▶ [EXTRACTO PROPORCIONADO]
....................
REFLEXIONES
Una reflexión sobre edificios patrimoniales y sobre calidad: ¿estamos construyendo algo que algún día será patrimonio?
› Por Jorge Tartarini*
Barracas, doce horas. Se acabaron las pilas de mi cámara digital y espero la recarga en el bar de la Estación Buenos Aires, del Belgrano Sur. De repente me doy cuenta de que estoy en un edificio ferroviario totalmente de madera, con poco menos de cien años de uso. Nada indica en ese desvencijado ambiente, abundante en publicidades, parrillas de choripán, guardas desganados y la pobreza invadiendo cada rincón, el origen que tuvo esa modesta construcción.
Corría la década de 1910, abundaban las concesiones ferroviarias para construir ramales económicos o de trocha angosta, y la Compagnie Générale des Chemins de Fer de la Province de Buenos Aires, una empresa de capitales belgas y franceses, levantó esta terminal provisoria, como antesala del monumental edificio que proyectaba sobre Vélez Sársfield. Pero las ganancias de este ferrocarril nunca lo hicieron posible.
Sólo para pasar el tiempo, y sin pretensiones de filosofar, comencé a recordar las construcciones provisorias que, como ésta, subsisten en la ciudad, definitivas y en uso. Un caso poco conocido es el del actual Museo Nacional de Bellas Artes, una antigua Casa de Bombas a Vapor que formaba parte del Establecimiento Recoleta, la planta purificadora que ocupaba varias hectáreas en Recoleta y abastecía de agua a la ciudad promediando la segunda mitad del XIX. Al desmantelarse la planta en 1928/29, Alejandro Bustillo recicló su casa de máquinas, pensando en aquel momento que sería la sede provisoria del Museo, hasta que tuviera una propia, acorde a su importancia.
....................
▶ [LA TAREA]
Devuelve de forma literal el fragmento de la reflexión sobre edificios patrimoniales que comienza en "Corría la década" y termina en "lo hicieron posible.". Los registros no desempeñan ningún papel aquí.

▶ [REGISTROS EXTRAÍDOS]
....................
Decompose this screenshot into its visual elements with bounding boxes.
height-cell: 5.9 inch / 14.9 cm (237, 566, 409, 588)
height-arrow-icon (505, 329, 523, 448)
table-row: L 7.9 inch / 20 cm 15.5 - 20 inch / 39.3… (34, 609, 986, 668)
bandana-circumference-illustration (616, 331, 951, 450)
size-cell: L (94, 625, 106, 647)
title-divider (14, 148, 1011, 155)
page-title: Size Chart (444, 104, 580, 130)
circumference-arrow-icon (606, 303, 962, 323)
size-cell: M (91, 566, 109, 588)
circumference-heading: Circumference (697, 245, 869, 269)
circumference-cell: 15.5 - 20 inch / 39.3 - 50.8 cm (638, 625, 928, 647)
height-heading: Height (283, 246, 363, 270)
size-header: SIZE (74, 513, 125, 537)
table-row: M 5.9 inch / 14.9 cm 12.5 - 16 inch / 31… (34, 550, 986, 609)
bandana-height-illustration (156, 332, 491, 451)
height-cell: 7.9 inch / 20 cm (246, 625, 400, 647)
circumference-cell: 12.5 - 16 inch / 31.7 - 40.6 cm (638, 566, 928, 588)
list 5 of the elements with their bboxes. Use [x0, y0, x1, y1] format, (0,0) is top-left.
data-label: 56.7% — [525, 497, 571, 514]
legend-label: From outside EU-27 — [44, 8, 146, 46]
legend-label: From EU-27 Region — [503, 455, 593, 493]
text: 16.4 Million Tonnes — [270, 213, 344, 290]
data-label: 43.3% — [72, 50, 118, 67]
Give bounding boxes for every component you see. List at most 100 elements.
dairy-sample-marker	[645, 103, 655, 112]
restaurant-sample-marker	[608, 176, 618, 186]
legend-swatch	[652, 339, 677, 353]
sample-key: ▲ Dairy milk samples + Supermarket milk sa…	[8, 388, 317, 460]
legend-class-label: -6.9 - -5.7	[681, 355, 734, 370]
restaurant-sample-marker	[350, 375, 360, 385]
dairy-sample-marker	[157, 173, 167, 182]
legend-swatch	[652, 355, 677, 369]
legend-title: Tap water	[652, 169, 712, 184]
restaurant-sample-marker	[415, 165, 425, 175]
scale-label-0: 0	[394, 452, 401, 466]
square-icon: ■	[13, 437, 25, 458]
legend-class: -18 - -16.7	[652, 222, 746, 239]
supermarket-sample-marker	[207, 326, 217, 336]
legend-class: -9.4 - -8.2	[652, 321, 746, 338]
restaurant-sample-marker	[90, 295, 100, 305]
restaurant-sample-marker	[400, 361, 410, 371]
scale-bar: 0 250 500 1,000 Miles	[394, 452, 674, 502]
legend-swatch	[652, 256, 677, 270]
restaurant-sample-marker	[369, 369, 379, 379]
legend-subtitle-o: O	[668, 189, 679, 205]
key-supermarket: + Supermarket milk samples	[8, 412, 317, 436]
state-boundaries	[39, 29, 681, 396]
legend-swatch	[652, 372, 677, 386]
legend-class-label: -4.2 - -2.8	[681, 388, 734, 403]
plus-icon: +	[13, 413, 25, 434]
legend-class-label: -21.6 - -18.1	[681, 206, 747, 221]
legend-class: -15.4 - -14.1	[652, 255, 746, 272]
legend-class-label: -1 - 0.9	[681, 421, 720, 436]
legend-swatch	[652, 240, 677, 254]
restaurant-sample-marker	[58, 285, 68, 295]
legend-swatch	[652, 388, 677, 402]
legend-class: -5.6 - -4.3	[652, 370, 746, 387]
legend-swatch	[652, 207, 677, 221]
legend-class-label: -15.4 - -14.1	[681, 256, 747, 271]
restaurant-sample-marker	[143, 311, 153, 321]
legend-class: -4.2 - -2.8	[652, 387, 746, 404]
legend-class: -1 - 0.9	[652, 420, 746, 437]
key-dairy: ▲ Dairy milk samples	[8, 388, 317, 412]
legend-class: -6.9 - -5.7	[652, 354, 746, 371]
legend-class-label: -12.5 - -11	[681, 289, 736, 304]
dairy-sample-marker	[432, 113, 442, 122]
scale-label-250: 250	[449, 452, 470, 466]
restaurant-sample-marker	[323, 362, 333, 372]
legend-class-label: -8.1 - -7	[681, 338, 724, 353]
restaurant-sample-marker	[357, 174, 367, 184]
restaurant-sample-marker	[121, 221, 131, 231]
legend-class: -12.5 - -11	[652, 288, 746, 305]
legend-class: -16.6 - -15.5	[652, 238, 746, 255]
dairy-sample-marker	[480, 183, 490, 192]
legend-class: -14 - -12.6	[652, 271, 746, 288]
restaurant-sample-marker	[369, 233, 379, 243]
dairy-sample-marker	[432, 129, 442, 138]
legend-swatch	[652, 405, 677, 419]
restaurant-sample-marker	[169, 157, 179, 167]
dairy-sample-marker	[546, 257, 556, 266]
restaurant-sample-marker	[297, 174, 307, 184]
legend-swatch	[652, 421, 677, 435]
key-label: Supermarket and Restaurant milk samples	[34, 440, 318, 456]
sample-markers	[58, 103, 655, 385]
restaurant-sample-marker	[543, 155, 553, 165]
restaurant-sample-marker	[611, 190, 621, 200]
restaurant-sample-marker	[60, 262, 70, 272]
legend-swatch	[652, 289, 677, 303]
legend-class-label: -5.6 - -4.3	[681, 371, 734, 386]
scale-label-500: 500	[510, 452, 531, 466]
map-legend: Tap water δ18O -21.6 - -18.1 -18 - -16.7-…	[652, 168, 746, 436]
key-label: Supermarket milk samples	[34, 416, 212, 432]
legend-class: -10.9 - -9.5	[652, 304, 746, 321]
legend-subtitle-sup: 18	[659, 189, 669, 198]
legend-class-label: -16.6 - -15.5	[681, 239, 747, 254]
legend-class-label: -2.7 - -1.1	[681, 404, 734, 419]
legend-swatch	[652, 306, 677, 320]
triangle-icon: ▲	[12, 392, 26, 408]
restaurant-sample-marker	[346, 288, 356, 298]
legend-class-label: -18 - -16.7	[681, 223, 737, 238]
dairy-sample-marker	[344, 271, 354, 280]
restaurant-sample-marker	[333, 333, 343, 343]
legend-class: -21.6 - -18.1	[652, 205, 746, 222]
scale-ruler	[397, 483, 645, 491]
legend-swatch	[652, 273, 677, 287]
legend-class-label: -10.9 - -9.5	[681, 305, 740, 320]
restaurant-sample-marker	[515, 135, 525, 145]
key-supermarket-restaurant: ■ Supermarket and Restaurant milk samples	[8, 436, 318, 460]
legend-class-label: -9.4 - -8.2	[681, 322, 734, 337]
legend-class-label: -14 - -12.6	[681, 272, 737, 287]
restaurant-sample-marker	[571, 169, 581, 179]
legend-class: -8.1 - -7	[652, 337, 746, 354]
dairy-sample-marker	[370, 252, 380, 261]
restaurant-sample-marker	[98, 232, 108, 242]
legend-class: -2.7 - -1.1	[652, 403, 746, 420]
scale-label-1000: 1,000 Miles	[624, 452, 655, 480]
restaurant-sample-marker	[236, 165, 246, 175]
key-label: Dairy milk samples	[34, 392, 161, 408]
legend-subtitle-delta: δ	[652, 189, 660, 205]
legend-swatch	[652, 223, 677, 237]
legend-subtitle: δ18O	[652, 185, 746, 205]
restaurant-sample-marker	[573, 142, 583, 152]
....................
▶ [RESULTADO OBTENIDO]
Corría la década de 1910, abundaban las concesiones ferroviarias para construir ramales económicos o de trocha angosta, y la Compagnie Générale des Chemins de Fer de la Province de Buenos Aires, una empresa de capitales belgas y franceses, levantó esta terminal provisoria, como antesala del monumental edificio que proyectaba sobre Vélez Sársfield. Pero las ganancias de este ferrocarril nunca lo hicieron posible.